#### SOURCE:

Says Miranda, “I thought ‘how cool; there’s an arts center here now.’ Six months later, the job opening popped up on LinkedIn. The timing seemed incredibly right to come home: I’m really excited to connect with everyone again, and it’s great to be back in this beautiful place.”
When Miranda assumed her new role, she was given two directives by the Kayenta Foundation’s board of directors: To position the Center within a more professional landscape, and to feature performances that are otherwise not found in southern Utah. Both mandates tap into her unique skillset, as her first two productions will attest: In March, the Center will present "N O W I S W H E N W E A R E (the stars),” which will see acclaimed theater, video and installation pioneer, Andrew Schneider, showcasing his latest mashup of technology, performance and human connection.
The production was recently staged at the Brooklyn Academy of the Arts, which described it this way: “Through a darkened space, an unseen narrator guides each participant through a personal and collective cosmos. Five thousand precisely programmed points of light—inspired by seeing the Milky Way for the first time—respond to each individual. Through movement, narrative, and the room’s enveloping sound, “N O W I S W H E N W E A R E (the stars)” invites viewers to explore traces of light in themselves and the universe.”

[Stored dataset items]
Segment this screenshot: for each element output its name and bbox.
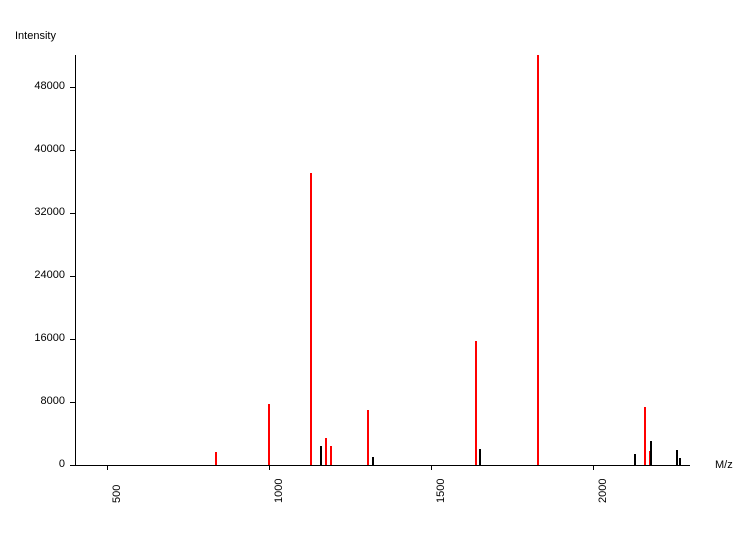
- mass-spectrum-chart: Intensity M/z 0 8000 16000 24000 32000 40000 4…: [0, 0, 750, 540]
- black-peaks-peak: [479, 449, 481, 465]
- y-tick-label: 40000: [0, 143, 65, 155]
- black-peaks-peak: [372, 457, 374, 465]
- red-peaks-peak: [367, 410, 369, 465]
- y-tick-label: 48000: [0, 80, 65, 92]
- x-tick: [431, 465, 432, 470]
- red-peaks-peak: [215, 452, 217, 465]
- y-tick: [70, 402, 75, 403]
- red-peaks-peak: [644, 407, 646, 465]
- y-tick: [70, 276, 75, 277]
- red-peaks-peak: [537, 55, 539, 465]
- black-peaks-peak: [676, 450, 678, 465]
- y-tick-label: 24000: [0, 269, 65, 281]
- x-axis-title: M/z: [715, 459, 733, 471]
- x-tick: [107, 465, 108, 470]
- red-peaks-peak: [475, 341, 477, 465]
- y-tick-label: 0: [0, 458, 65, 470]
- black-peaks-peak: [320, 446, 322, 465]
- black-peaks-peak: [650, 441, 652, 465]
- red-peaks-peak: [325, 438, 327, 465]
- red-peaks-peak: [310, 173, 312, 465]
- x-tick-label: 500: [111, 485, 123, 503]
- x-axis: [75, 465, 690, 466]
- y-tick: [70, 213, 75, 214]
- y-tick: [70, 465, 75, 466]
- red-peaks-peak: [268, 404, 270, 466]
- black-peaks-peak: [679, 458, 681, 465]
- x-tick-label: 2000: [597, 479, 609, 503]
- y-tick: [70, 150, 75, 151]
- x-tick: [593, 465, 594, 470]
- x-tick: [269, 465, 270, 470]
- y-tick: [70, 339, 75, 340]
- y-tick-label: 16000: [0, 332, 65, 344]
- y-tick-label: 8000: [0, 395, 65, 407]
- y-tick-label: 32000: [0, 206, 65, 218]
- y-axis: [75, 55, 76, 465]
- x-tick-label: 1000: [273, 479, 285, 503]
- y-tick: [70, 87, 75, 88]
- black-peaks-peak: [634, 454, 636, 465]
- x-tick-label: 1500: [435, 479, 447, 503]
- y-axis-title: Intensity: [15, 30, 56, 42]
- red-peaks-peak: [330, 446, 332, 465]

---

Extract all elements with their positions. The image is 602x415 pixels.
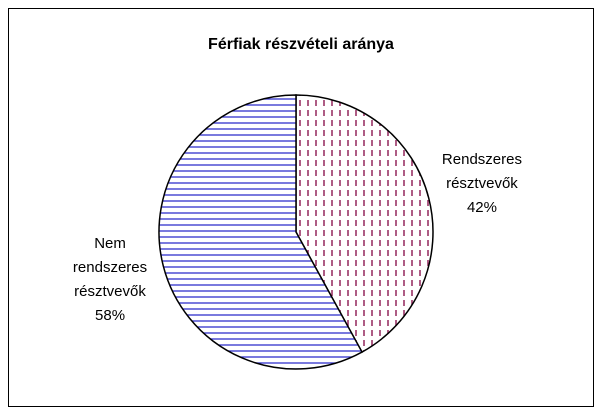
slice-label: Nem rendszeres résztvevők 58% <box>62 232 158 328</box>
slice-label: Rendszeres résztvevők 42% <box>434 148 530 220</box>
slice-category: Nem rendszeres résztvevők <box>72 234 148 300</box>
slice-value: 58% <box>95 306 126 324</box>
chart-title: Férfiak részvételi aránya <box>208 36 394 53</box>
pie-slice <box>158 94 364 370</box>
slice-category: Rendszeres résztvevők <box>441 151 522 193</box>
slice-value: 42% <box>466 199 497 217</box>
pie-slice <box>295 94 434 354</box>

--

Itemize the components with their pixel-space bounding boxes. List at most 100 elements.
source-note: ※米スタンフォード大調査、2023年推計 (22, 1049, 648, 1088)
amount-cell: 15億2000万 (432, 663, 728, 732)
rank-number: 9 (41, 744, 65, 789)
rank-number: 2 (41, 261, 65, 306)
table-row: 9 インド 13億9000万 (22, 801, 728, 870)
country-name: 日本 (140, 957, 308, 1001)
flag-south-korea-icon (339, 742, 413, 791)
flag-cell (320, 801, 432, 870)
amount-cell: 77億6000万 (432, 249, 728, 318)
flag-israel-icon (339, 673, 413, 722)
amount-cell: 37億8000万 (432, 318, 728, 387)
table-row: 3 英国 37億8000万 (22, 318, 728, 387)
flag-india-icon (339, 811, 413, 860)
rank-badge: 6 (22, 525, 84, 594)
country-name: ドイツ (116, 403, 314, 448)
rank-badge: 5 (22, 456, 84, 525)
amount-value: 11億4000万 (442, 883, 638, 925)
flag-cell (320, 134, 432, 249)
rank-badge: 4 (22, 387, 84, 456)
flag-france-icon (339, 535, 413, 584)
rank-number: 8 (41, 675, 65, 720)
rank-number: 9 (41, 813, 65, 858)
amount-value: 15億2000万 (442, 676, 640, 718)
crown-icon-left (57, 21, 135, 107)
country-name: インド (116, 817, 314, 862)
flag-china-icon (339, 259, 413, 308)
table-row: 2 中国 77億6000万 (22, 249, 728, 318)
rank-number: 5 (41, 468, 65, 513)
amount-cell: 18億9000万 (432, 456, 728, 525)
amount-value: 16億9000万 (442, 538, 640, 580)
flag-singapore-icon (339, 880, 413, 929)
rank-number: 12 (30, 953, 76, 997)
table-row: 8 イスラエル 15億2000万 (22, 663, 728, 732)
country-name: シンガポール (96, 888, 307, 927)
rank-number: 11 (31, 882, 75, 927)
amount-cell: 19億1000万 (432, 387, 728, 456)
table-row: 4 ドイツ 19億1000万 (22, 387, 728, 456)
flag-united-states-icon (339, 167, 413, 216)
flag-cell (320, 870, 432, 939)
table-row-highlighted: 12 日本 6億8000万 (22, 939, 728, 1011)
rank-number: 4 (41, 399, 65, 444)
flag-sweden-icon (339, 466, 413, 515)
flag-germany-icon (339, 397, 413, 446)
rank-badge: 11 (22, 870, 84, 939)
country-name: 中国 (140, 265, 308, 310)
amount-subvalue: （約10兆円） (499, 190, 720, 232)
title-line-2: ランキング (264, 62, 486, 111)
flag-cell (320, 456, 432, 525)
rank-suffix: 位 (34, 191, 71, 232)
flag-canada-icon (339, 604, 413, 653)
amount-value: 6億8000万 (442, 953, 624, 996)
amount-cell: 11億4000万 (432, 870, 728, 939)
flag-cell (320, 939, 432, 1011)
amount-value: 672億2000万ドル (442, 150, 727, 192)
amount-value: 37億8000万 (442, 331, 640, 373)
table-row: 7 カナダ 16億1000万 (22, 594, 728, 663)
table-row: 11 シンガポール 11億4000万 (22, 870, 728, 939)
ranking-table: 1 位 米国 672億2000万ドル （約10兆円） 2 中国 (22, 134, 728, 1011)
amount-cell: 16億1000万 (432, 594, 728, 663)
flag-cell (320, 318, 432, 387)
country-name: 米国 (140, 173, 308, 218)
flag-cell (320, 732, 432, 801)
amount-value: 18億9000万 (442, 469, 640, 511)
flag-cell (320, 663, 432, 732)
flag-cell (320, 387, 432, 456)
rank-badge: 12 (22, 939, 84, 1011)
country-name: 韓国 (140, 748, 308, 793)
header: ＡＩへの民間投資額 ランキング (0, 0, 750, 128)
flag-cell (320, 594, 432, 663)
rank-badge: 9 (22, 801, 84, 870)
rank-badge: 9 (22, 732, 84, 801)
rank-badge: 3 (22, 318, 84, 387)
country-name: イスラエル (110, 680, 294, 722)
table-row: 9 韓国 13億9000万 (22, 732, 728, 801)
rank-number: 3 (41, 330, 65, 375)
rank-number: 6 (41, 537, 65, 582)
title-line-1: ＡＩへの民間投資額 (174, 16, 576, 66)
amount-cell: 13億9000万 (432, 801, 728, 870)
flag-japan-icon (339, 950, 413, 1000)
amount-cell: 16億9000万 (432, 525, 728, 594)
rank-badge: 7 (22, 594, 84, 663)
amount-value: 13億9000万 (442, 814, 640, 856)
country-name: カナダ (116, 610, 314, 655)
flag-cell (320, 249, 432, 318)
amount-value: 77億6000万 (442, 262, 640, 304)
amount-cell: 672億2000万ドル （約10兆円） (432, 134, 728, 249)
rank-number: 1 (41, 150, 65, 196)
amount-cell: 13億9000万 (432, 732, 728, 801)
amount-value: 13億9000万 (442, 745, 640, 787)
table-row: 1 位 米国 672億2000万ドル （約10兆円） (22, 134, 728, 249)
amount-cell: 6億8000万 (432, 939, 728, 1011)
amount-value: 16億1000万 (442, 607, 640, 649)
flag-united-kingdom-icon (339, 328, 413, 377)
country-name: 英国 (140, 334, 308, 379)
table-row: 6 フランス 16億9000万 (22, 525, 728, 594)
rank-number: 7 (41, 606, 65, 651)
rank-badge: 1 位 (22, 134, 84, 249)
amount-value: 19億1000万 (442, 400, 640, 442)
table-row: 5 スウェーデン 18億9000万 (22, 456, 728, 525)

#### WRITTEN REQUEST:
According to the arts center text, why did the timing seem right to Miranda for coming home? Answer in one to three sentences.

#### EXPECTED ANSWER:
Miranda was really excited to connect with everyone again. Being back in such a beautiful place also felt great. The job opening appeared on LinkedIn six months after Miranda first learned that the area now had an arts center.